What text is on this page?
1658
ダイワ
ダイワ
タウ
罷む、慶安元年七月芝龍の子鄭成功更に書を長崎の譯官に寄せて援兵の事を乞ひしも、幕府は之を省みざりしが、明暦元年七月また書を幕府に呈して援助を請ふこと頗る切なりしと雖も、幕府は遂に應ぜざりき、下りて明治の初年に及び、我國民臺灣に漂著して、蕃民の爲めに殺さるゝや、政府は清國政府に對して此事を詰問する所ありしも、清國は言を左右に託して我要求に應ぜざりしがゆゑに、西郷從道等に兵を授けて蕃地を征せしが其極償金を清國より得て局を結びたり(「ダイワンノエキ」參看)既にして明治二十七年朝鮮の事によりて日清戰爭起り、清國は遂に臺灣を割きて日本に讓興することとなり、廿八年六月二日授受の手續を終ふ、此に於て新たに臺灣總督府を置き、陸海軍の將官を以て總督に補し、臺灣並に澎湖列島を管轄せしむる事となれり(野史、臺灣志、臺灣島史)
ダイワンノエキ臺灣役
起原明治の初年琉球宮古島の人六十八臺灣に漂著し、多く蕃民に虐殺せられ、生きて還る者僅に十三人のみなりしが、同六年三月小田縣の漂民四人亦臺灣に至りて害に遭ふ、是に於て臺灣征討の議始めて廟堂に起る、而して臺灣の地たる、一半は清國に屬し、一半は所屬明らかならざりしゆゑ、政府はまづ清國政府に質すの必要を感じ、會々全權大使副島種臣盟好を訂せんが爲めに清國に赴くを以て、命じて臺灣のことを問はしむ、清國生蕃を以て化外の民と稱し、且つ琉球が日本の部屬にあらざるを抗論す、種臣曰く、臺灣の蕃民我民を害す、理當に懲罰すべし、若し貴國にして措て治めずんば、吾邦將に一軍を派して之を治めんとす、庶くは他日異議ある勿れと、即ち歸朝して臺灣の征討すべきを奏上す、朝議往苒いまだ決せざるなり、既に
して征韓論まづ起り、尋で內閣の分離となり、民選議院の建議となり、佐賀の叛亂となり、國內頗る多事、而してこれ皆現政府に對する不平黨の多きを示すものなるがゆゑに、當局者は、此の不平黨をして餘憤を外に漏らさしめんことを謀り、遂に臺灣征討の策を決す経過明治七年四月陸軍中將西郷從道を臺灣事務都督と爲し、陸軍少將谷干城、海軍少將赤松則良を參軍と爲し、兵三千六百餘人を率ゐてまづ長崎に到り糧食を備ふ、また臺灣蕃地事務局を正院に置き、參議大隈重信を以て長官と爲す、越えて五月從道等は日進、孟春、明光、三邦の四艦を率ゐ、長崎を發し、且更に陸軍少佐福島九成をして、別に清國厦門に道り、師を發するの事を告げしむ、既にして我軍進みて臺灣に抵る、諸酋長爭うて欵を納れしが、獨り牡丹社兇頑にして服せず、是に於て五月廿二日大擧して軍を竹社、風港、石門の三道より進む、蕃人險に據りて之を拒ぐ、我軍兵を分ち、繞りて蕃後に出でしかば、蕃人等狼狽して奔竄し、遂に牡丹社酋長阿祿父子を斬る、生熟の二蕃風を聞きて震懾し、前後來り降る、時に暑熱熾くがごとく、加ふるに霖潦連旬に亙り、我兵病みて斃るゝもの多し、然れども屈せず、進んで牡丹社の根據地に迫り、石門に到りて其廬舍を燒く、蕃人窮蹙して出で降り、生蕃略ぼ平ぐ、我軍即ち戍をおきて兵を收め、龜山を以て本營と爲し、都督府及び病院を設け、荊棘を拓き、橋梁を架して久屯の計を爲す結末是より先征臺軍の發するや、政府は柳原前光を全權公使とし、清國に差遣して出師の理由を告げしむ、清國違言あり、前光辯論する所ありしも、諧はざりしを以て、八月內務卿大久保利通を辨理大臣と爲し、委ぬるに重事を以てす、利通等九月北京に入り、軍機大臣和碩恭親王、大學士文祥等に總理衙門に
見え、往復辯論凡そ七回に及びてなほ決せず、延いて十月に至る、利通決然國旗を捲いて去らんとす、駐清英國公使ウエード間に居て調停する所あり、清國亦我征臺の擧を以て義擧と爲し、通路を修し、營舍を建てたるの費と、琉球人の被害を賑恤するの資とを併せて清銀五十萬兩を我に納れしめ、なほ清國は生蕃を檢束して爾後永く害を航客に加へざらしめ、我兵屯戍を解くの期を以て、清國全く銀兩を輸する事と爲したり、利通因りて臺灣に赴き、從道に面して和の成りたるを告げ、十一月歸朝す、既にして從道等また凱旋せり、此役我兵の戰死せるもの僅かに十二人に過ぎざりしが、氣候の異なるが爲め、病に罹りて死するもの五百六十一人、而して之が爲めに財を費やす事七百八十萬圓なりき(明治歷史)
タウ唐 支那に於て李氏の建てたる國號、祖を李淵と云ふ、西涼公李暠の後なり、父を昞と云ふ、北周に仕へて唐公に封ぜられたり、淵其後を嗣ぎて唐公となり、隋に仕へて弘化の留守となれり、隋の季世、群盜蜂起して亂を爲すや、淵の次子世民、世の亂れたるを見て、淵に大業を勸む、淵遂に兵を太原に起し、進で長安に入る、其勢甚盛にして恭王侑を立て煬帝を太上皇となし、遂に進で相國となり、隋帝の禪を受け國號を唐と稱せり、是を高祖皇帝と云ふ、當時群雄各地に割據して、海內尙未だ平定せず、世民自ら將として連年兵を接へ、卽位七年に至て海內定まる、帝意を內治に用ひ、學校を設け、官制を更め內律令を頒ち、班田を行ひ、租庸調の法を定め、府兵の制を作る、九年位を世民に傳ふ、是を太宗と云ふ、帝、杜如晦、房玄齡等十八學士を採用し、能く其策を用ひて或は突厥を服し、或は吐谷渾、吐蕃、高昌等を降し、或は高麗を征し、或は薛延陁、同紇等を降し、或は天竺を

> [Stated goal]
Your task is to retype all of the records exactly.

> [The response]
What text is on this page?
1658
ダイワ
ダイワ
タウ
罷む、慶安元年七月芝龍の子鄭成功更に書を長崎の譯官に寄せて援兵の事を乞ひしも、幕府は之を省みざりしが、明暦元年七月また書を幕府に呈して援助を請ふこと頗る切なりしと雖も、幕府は遂に應ぜざりき、下りて明治の初年に及び、我國民臺灣に漂著して、蕃民の爲めに殺さるゝや、政府は清國政府に對して此事を詰問する所ありしも、清國は言を左右に託して我要求に應ぜざりしがゆゑに、西郷從道等に兵を授けて蕃地を征せしが其極償金を清國より得て局を結びたり(「ダイワンノエキ」參看)既にして明治二十七年朝鮮の事によりて日清戰爭起り、清國は遂に臺灣を割きて日本に讓興することとなり、廿八年六月二日授受の手續を終ふ、此に於て新たに臺灣總督府を置き、陸海軍の將官を以て總督に補し、臺灣並に澎湖列島を管轄せしむる事となれり(野史、臺灣志、臺灣島史)
ダイワンノエキ臺灣役
起原明治の初年琉球宮古島の人六十八臺灣に漂著し、多く蕃民に虐殺せられ、生きて還る者僅に十三人のみなりしが、同六年三月小田縣の漂民四人亦臺灣に至りて害に遭ふ、是に於て臺灣征討の議始めて廟堂に起る、而して臺灣の地たる、一半は清國に屬し、一半は所屬明らかならざりしゆゑ、政府はまづ清國政府に質すの必要を感じ、會々全權大使副島種臣盟好を訂せんが爲めに清國に赴くを以て、命じて臺灣のことを問はしむ、清國生蕃を以て化外の民と稱し、且つ琉球が日本の部屬にあらざるを抗論す、種臣曰く、臺灣の蕃民我民を害す、理當に懲罰すべし、若し貴國にして措て治めずんば、吾邦將に一軍を派して之を治めんとす、庶くは他日異議ある勿れと、即ち歸朝して臺灣の征討すべきを奏上す、朝議往苒いまだ決せざるなり、既に
して征韓論まづ起り、尋で內閣の分離となり、民選議院の建議となり、佐賀の叛亂となり、國內頗る多事、而してこれ皆現政府に對する不平黨の多きを示すものなるがゆゑに、當局者は、此の不平黨をして餘憤を外に漏らさしめんことを謀り、遂に臺灣征討の策を決す経過明治七年四月陸軍中將西郷從道を臺灣事務都督と爲し、陸軍少將谷干城、海軍少將赤松則良を參軍と爲し、兵三千六百餘人を率ゐてまづ長崎に到り糧食を備ふ、また臺灣蕃地事務局を正院に置き、參議大隈重信を以て長官と爲す、越えて五月從道等は日進、孟春、明光、三邦の四艦を率ゐ、長崎を發し、且更に陸軍少佐福島九成をして、別に清國厦門に道り、師を發するの事を告げしむ、既にして我軍進みて臺灣に抵る、諸酋長爭うて欵を納れしが、獨り牡丹社兇頑にして服せず、是に於て五月廿二日大擧して軍を竹社、風港、石門の三道より進む、蕃人險に據りて之を拒ぐ、我軍兵を分ち、繞りて蕃後に出でしかば、蕃人等狼狽して奔竄し、遂に牡丹社酋長阿祿父子を斬る、生熟の二蕃風を聞きて震懾し、前後來り降る、時に暑熱熾くがごとく、加ふるに霖潦連旬に亙り、我兵病みて斃るゝもの多し、然れども屈せず、進んで牡丹社の根據地に迫り、石門に到りて其廬舍を燒く、蕃人窮蹙して出で降り、生蕃略ぼ平ぐ、我軍即ち戍をおきて兵を收め、龜山を以て本營と爲し、都督府及び病院を設け、荊棘を拓き、橋梁を架して久屯の計を爲す結末是より先征臺軍の發するや、政府は柳原前光を全權公使とし、清國に差遣して出師の理由を告げしむ、清國違言あり、前光辯論する所ありしも、諧はざりしを以て、八月內務卿大久保利通を辨理大臣と爲し、委ぬるに重事を以てす、利通等九月北京に入り、軍機大臣和碩恭親王、大學士文祥等に總理衙門に
見え、往復辯論凡そ七回に及びてなほ決せず、延いて十月に至る、利通決然國旗を捲いて去らんとす、駐清英國公使ウエード間に居て調停する所あり、清國亦我征臺の擧を以て義擧と爲し、通路を修し、營舍を建てたるの費と、琉球人の被害を賑恤するの資とを併せて清銀五十萬兩を我に納れしめ、なほ清國は生蕃を檢束して爾後永く害を航客に加へざらしめ、我兵屯戍を解くの期を以て、清國全く銀兩を輸する事と爲したり、利通因りて臺灣に赴き、從道に面して和の成りたるを告げ、十一月歸朝す、既にして從道等また凱旋せり、此役我兵の戰死せるもの僅かに十二人に過ぎざりしが、氣候の異なるが爲め、病に罹りて死するもの五百六十一人、而して之が爲めに財を費やす事七百八十萬圓なりき(明治歷史)
タウ唐 支那に於て李氏の建てたる國號、祖を李淵と云ふ、西涼公李暠の後なり、父を昞と云ふ、北周に仕へて唐公に封ぜられたり、淵其後を嗣ぎて唐公となり、隋に仕へて弘化の留守となれり、隋の季世、群盜蜂起して亂を爲すや、淵の次子世民、世の亂れたるを見て、淵に大業を勸む、淵遂に兵を太原に起し、進で長安に入る、其勢甚盛にして恭王侑を立て煬帝を太上皇となし、遂に進で相國となり、隋帝の禪を受け國號を唐と稱せり、是を高祖皇帝と云ふ、當時群雄各地に割據して、海內尙未だ平定せず、世民自ら將として連年兵を接へ、卽位七年に至て海內定まる、帝意を內治に用ひ、學校を設け、官制を更め內律令を頒ち、班田を行ひ、租庸調の法を定め、府兵の制を作る、九年位を世民に傳ふ、是を太宗と云ふ、帝、杜如晦、房玄齡等十八學士を採用し、能く其策を用ひて或は突厥を服し、或は吐谷渾、吐蕃、高昌等を降し、或は高麗を征し、或は薛延陁、同紇等を降し、或は天竺を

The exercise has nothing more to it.